**Extract to read:**

9 comments

  • panzi 10 minutes ago
    This is very cool!

    Also means I can stop with my hobby project that was supposed to do the same. Wasn't far along and haven't worked on it in months anyway.

    So I'll spend my time on another hobby project then that also solves something that is already solved 100 times over, but I don't like the other solutions (simple log monitoring including systemd and sending error emails if something is found).

  • wener 40 minutes ago
    I use https://github.com/ariga/atlas for this, migration based and schema base both has there good and bad side, I prefer both even in one project, schema based can make dev faster, eaiser, migration based make feel reliable.
  • drdaeman 1 hour ago
    Looks like this is only useful for empty databases. Which severely limits possible use cases.

    Schema management is only a small part of the problem, and I don’t think this tool handles data migrations. E.g. if I reshape a JSONB column into something more structured, I don’t think it would be able to handle that. Or if I drop a column the backwards migration it generates ADD COLUMN … NOT NULL, which is obviously unusable if the table has any data in it already.

**Given exercise 1:** Convert the rows below, from their first line up to and including the line containing "question-line: scholarship (defined", into a Markdown table with the columns No. and Line, leaving out any blank lines.

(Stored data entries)
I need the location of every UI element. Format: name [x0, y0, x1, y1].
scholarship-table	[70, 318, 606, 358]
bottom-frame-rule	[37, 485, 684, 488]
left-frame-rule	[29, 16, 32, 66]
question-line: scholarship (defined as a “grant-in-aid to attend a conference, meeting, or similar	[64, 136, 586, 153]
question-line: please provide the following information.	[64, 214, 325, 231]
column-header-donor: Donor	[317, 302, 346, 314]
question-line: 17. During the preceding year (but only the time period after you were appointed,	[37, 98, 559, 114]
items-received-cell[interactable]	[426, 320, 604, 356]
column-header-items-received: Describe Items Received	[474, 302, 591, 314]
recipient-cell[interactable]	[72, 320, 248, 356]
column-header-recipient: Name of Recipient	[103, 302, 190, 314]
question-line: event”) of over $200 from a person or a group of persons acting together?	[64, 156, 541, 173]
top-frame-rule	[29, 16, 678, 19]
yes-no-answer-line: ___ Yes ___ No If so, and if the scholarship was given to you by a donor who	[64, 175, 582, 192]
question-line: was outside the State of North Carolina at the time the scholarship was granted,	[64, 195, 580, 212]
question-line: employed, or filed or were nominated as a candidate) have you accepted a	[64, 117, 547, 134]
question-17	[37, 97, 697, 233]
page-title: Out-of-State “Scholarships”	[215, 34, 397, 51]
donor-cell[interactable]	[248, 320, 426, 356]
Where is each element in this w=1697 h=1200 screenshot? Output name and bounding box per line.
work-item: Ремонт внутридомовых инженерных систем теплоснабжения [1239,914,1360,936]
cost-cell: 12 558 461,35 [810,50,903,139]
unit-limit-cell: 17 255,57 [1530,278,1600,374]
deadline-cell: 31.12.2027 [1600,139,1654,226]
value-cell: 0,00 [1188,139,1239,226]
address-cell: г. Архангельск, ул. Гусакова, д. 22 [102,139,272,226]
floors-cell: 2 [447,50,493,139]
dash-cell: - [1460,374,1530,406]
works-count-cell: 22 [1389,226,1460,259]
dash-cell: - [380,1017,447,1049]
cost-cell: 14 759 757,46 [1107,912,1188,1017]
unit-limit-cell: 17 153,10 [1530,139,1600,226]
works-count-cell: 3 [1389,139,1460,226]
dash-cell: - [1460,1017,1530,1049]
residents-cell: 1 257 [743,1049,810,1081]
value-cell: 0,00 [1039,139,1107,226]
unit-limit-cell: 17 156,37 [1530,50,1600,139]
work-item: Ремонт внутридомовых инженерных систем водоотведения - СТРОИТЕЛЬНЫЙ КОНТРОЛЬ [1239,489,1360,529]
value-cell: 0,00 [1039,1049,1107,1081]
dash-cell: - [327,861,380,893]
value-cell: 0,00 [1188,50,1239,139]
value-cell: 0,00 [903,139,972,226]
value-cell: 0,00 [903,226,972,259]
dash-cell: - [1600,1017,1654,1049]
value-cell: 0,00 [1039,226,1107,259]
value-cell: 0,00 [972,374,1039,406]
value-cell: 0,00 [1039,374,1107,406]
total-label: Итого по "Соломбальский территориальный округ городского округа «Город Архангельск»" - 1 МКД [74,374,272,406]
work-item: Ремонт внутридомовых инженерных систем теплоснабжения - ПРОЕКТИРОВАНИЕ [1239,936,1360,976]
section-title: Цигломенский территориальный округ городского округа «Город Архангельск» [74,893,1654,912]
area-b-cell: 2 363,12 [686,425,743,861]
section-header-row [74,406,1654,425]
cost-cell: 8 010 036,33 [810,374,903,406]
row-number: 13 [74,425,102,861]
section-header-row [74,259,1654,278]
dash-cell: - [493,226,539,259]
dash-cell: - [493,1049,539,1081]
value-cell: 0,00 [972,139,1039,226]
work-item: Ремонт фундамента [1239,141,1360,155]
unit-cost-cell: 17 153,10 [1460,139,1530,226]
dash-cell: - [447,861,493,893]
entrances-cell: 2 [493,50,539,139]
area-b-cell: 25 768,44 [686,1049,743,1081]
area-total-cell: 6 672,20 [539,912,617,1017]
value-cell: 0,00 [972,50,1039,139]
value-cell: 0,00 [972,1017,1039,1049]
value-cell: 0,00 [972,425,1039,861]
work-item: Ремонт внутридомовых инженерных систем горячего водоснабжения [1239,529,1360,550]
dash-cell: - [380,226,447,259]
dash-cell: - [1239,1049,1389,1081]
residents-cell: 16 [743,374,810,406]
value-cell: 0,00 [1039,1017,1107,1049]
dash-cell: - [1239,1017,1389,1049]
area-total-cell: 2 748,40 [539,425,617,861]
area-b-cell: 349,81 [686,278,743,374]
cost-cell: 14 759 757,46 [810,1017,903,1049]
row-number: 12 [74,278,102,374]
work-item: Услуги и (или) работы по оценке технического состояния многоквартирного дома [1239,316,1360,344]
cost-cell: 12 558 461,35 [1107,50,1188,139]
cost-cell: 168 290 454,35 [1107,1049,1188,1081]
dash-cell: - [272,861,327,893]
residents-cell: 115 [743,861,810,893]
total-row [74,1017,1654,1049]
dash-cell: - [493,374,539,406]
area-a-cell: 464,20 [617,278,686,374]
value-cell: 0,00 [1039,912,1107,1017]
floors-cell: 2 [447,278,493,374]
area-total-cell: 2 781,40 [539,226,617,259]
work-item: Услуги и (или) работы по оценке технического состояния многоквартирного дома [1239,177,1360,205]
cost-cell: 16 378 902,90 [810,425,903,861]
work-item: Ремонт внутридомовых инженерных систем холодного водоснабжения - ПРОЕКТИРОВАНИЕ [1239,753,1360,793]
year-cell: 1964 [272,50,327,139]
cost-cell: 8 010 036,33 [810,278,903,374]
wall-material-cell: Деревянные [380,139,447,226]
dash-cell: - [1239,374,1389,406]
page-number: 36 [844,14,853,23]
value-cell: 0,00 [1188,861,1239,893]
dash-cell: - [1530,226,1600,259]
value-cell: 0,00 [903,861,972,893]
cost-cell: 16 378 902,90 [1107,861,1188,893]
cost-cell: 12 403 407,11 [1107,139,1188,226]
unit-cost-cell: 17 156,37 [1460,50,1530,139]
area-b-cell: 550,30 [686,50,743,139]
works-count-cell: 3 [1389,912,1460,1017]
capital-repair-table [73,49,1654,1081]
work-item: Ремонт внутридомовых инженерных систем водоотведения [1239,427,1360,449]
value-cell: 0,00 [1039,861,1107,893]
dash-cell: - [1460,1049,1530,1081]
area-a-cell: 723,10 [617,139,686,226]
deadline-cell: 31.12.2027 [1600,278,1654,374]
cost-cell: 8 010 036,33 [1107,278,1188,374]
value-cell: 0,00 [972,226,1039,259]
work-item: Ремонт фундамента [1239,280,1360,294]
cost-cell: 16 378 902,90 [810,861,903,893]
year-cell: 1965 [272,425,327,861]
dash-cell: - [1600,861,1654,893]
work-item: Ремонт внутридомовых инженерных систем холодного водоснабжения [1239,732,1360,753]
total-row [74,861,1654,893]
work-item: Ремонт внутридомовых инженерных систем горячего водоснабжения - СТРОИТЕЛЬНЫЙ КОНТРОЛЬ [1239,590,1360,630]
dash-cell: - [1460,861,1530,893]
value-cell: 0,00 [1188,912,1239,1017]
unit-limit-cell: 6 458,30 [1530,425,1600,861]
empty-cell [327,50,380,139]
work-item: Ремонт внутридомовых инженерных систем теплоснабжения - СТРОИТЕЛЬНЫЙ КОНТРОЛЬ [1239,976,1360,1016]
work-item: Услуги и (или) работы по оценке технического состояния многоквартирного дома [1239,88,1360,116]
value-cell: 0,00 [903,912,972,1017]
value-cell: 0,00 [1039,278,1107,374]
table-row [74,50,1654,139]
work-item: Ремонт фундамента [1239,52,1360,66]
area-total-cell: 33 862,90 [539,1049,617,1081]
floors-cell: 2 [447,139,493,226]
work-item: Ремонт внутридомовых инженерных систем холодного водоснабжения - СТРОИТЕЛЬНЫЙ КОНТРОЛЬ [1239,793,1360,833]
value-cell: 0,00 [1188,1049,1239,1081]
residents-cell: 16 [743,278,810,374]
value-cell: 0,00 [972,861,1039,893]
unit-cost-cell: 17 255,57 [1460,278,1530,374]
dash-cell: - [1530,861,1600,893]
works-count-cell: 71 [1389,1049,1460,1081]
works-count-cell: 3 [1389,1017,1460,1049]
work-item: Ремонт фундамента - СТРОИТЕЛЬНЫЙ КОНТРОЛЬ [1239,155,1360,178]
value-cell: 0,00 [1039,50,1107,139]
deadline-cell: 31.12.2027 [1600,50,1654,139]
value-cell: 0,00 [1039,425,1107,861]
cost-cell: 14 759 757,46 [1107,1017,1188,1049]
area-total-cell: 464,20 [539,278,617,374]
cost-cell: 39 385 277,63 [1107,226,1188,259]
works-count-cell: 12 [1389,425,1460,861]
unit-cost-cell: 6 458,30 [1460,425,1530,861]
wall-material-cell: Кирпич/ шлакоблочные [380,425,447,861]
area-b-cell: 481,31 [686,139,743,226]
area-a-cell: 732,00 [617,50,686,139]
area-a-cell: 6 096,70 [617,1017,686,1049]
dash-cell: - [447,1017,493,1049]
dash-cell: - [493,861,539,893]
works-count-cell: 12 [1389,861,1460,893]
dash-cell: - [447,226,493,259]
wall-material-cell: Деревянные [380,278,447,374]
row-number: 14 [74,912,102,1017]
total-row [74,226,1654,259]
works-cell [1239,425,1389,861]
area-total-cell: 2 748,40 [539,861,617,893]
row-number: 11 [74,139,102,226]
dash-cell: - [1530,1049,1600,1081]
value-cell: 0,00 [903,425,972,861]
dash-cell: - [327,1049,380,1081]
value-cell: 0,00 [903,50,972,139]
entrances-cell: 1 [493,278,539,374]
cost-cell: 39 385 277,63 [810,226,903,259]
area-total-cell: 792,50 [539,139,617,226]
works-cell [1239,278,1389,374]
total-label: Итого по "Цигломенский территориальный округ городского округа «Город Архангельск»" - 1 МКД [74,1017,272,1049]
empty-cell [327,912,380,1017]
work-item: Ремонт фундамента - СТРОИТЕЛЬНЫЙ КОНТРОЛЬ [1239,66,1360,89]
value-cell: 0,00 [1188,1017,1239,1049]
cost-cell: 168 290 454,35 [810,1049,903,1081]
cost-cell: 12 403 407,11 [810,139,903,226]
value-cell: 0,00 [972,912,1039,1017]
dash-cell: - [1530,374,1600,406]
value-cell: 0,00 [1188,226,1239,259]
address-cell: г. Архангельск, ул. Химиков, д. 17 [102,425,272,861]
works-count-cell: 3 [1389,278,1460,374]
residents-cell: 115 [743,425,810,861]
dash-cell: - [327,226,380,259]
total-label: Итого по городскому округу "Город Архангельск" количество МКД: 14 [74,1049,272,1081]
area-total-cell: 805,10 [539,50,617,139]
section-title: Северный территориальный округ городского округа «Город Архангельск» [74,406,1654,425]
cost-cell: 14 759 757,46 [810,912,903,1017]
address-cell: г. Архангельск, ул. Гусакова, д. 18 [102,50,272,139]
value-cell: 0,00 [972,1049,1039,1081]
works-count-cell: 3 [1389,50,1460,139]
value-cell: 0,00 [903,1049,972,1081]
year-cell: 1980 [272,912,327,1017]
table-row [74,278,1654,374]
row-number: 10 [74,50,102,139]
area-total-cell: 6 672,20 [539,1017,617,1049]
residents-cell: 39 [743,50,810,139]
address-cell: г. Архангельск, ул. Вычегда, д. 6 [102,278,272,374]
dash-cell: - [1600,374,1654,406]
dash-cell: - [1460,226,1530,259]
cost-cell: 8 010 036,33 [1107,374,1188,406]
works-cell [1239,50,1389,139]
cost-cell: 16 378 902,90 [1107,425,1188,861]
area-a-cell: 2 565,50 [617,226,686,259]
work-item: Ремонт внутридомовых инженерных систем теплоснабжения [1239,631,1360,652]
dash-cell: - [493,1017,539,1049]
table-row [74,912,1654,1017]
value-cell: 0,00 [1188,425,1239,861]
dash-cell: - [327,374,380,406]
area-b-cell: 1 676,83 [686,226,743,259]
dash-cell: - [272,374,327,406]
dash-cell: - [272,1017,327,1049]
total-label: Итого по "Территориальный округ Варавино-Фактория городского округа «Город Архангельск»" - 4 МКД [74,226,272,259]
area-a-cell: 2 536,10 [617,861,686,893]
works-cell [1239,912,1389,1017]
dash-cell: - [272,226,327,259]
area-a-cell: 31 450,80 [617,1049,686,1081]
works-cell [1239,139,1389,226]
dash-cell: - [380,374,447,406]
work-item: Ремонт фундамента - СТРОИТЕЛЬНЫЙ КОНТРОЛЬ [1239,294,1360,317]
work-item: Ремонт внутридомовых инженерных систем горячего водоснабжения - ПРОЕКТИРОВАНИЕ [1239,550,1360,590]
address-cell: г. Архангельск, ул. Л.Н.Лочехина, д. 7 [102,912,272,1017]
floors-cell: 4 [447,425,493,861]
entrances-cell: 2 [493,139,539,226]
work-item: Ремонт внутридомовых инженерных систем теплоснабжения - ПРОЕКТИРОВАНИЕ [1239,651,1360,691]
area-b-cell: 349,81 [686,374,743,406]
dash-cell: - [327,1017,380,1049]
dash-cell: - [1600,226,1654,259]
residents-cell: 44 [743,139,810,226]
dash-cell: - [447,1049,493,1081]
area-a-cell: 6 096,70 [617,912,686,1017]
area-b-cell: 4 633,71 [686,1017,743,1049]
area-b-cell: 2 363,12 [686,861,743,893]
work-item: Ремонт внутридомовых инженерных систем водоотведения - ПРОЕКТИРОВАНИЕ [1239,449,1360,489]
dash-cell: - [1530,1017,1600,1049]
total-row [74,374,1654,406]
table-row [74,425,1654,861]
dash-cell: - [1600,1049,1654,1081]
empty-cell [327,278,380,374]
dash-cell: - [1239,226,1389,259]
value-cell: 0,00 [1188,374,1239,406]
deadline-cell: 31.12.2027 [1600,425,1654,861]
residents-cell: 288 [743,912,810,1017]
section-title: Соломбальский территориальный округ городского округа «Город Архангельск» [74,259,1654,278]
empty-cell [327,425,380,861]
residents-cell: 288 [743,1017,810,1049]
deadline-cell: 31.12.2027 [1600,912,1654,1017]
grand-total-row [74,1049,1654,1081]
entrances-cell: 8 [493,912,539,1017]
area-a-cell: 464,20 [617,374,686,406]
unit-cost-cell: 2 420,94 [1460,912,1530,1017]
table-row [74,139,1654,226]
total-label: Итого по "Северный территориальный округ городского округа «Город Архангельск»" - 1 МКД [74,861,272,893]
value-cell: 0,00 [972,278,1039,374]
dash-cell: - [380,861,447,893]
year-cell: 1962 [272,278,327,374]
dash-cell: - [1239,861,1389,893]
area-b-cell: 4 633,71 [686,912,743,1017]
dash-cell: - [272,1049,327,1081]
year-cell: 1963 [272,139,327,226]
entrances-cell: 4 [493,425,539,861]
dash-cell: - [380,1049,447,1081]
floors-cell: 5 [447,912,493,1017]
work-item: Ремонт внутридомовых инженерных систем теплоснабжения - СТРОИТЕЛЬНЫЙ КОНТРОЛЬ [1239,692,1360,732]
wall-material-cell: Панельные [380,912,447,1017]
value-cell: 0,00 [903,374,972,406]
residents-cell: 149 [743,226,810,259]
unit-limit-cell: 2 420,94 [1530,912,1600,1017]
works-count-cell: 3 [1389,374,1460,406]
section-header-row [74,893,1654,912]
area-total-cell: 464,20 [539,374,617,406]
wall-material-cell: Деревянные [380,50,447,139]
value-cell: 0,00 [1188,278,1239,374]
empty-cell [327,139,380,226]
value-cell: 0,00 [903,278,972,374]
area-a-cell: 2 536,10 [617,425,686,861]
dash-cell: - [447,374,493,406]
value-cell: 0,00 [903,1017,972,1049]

**Given exercise 2:** Repeat the passage of the comment thread above from "So I'll spend" up to and including "make feel reliable.".

**Expected output 1:**
| No. | Line |
|---|---|
| 1 | I need the location of every UI element. Format: name [x0, y0, x1, y1]. |
| 2 | scholarship-table	[70, 318, 606, 358] |
| 3 | bottom-frame-rule	[37, 485, 684, 488] |
| 4 | left-frame-rule	[29, 16, 32, 66] |
| 5 | question-line: scholarship (defined as a “grant-in-aid to attend a conference, meeting, or similar	[64, 136, 586, 153] |

**Expected output 2:**
So I'll spend my time on another hobby project then that also solves something that is already solved 100 times over, but I don't like the other solutions (simple log monitoring including systemd and sending error emails if something is found).

  • wener 40 minutes ago
    I use https://github.com/ariga/atlas for this, migration based and schema base both has there good and bad side, I prefer both even in one project, schema based can make dev faster, eaiser, migration based make feel reliable.